*Task to carry out:* Every line of the material below must be repeated exactly.

§ §

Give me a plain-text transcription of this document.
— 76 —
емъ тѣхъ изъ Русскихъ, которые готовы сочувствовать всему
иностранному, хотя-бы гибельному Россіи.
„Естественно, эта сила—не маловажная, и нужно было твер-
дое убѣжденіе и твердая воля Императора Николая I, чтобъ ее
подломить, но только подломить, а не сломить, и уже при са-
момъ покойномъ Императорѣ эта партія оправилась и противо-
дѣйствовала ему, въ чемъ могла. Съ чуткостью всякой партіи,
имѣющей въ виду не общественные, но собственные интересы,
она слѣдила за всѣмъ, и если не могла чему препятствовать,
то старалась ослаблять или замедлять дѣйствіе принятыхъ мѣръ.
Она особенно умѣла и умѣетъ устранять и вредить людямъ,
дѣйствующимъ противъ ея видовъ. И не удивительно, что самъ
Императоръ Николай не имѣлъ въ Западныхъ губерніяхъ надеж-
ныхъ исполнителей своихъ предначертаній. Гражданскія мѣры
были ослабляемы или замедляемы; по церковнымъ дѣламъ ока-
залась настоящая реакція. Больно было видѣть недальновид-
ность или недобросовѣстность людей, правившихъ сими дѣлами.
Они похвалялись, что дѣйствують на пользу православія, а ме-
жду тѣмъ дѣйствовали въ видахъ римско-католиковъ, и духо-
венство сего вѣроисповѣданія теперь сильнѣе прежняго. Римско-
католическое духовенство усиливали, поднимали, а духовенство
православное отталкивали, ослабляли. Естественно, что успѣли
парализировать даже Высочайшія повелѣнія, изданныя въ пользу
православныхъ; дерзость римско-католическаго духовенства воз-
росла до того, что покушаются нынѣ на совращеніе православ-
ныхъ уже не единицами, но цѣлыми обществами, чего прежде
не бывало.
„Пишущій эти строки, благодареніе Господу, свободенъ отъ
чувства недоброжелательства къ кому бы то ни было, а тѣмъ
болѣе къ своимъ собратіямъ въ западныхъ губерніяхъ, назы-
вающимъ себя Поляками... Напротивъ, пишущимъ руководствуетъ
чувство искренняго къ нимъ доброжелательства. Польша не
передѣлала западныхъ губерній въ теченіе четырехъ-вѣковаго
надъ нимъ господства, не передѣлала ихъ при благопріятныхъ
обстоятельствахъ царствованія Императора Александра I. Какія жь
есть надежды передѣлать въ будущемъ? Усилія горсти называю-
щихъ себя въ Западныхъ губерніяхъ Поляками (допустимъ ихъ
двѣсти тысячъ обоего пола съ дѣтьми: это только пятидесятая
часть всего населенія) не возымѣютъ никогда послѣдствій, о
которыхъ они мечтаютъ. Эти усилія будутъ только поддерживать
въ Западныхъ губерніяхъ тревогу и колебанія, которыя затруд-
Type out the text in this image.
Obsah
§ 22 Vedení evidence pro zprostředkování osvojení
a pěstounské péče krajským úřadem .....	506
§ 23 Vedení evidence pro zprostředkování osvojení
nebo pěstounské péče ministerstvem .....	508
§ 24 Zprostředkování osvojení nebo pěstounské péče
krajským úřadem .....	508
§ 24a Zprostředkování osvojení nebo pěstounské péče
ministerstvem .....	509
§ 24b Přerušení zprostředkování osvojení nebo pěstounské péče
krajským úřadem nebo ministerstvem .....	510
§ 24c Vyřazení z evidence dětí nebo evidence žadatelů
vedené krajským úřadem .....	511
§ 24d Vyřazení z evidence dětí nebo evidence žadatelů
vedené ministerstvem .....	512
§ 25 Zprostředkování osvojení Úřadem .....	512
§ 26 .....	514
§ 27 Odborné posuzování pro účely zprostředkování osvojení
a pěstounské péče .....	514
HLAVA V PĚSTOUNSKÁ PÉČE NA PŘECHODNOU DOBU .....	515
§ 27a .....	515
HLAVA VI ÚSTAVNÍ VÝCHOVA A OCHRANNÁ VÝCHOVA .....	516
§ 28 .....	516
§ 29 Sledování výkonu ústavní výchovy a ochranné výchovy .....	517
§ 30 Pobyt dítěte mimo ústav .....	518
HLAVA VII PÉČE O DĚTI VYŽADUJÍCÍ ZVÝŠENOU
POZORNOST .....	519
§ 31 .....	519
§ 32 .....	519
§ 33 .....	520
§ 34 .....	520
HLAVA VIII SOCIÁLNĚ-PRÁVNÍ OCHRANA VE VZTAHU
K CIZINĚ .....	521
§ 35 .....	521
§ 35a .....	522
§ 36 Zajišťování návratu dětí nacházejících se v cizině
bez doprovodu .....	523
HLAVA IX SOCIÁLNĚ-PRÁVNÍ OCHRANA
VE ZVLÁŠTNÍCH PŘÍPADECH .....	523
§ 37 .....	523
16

§ §

*Output for this task:*
Give me a plain-text transcription of this document.
— 76 —
емъ тѣхъ изъ Русскихъ, которые готовы сочувствовать всему
иностранному, хотя-бы гибельному Россіи.
„Естественно, эта сила—не маловажная, и нужно было твер-
дое убѣжденіе и твердая воля Императора Николая I, чтобъ ее
подломить, но только подломить, а не сломить, и уже при са-
момъ покойномъ Императорѣ эта партія оправилась и противо-
дѣйствовала ему, въ чемъ могла. Съ чуткостью всякой партіи,
имѣющей въ виду не общественные, но собственные интересы,
она слѣдила за всѣмъ, и если не могла чему препятствовать,
то старалась ослаблять или замедлять дѣйствіе принятыхъ мѣръ.
Она особенно умѣла и умѣетъ устранять и вредить людямъ,
дѣйствующимъ противъ ея видовъ. И не удивительно, что самъ
Императоръ Николай не имѣлъ въ Западныхъ губерніяхъ надеж-
ныхъ исполнителей своихъ предначертаній. Гражданскія мѣры
были ослабляемы или замедляемы; по церковнымъ дѣламъ ока-
залась настоящая реакція. Больно было видѣть недальновид-
ность или недобросовѣстность людей, правившихъ сими дѣлами.
Они похвалялись, что дѣйствують на пользу православія, а ме-
жду тѣмъ дѣйствовали въ видахъ римско-католиковъ, и духо-
венство сего вѣроисповѣданія теперь сильнѣе прежняго. Римско-
католическое духовенство усиливали, поднимали, а духовенство
православное отталкивали, ослабляли. Естественно, что успѣли
парализировать даже Высочайшія повелѣнія, изданныя въ пользу
православныхъ; дерзость римско-католическаго духовенства воз-
росла до того, что покушаются нынѣ на совращеніе православ-
ныхъ уже не единицами, но цѣлыми обществами, чего прежде
не бывало.
„Пишущій эти строки, благодареніе Господу, свободенъ отъ
чувства недоброжелательства къ кому бы то ни было, а тѣмъ
болѣе къ своимъ собратіямъ въ западныхъ губерніяхъ, назы-
вающимъ себя Поляками... Напротивъ, пишущимъ руководствуетъ
чувство искренняго къ нимъ доброжелательства. Польша не
передѣлала западныхъ губерній въ теченіе четырехъ-вѣковаго
надъ нимъ господства, не передѣлала ихъ при благопріятныхъ
обстоятельствахъ царствованія Императора Александра I. Какія жь
есть надежды передѣлать въ будущемъ? Усилія горсти называю-
щихъ себя въ Западныхъ губерніяхъ Поляками (допустимъ ихъ
двѣсти тысячъ обоего пола съ дѣтьми: это только пятидесятая
часть всего населенія) не возымѣютъ никогда послѣдствій, о
которыхъ они мечтаютъ. Эти усилія будутъ только поддерживать
въ Западныхъ губерніяхъ тревогу и колебанія, которыя затруд-
Type out the text in this image.
Obsah
§ 22 Vedení evidence pro zprostředkování osvojení
a pěstounské péče krajským úřadem .....	506
§ 23 Vedení evidence pro zprostředkování osvojení
nebo pěstounské péče ministerstvem .....	508
§ 24 Zprostředkování osvojení nebo pěstounské péče
krajským úřadem .....	508
§ 24a Zprostředkování osvojení nebo pěstounské péče
ministerstvem .....	509
§ 24b Přerušení zprostředkování osvojení nebo pěstounské péče
krajským úřadem nebo ministerstvem .....	510
§ 24c Vyřazení z evidence dětí nebo evidence žadatelů
vedené krajským úřadem .....	511
§ 24d Vyřazení z evidence dětí nebo evidence žadatelů
vedené ministerstvem .....	512
§ 25 Zprostředkování osvojení Úřadem .....	512
§ 26 .....	514
§ 27 Odborné posuzování pro účely zprostředkování osvojení
a pěstounské péče .....	514
HLAVA V PĚSTOUNSKÁ PÉČE NA PŘECHODNOU DOBU .....	515
§ 27a .....	515
HLAVA VI ÚSTAVNÍ VÝCHOVA A OCHRANNÁ VÝCHOVA .....	516
§ 28 .....	516
§ 29 Sledování výkonu ústavní výchovy a ochranné výchovy .....	517
§ 30 Pobyt dítěte mimo ústav .....	518
HLAVA VII PÉČE O DĚTI VYŽADUJÍCÍ ZVÝŠENOU
POZORNOST .....	519
§ 31 .....	519
§ 32 .....	519
§ 33 .....	520
§ 34 .....	520
HLAVA VIII SOCIÁLNĚ-PRÁVNÍ OCHRANA VE VZTAHU
K CIZINĚ .....	521
§ 35 .....	521
§ 35a .....	522
§ 36 Zajišťování návratu dětí nacházejících se v cizině
bez doprovodu .....	523
HLAVA IX SOCIÁLNĚ-PRÁVNÍ OCHRANA
VE ZVLÁŠTNÍCH PŘÍPADECH .....	523
§ 37 .....	523
16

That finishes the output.